Start of EXCERPT PROVIDED
The toner in each of toner cartridges 12, 14, 16 and 18 is of a separate, respective color, such as cyan, magenta, yellow and black. Thus, each of the four laser print heads controls printing in a respective color, such as cyan, magenta, yellow or black. Further, the toner in each of toner cartridges 12, 14, 16 and 18 is negatively charged to approximately −600 volts. Thus, when the toner from cartridges 12, 14, 16 and 18 is brought into contact with a respective one of photoconductive drums 20, 22, 24 and 26, the toner is attracted to and adheres to the portions of the peripheral surfaces of the drums that have been discharged to −200 volts by the laser beams. As belt 30 rotates in the direction indicated by arrow 42, the toner from each of drums 20, 22, 24 and 26 is transferred to the outside surface of belt 30 in a respective drum transfer nip 44. As a print medium, such as paper 46, travels along a paper path 48 in the direction indicated by arrow 49, the toner is transferred from belt 30 to the surface of the paper 46 in a paper transfer nip 50 between opposing rollers 52 and 54. Paper transfer nip 50 is also referred to herein as a “toner transfer nip”.
End of EXCERPT PROVIDED
Start of SOURCE EXCERPT
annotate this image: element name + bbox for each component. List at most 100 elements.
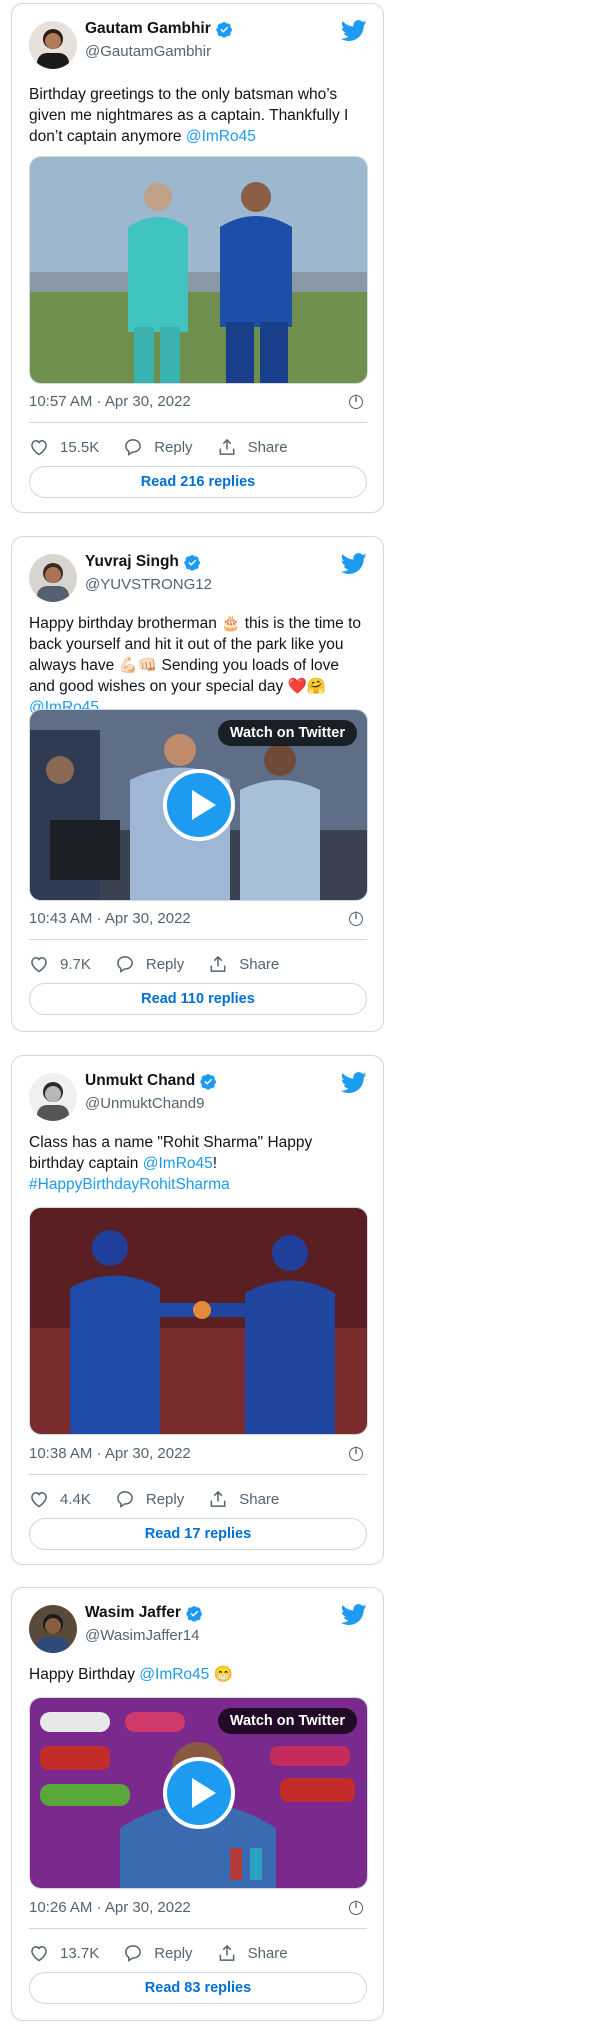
End of SOURCE EXCERPT
▸ **TO BE DONE**:
[a] Give the reference numbers of every photoconductive drum named in the passage on toner transfer.
[b] According to the passage on toner transfer, to approximately what voltage is the toner in the cartridges negatively charged?

▸ **TASK-BY-TASK RESULTS**:
[a] 20, 22, 24, 26

[b] Approximately −600 volts.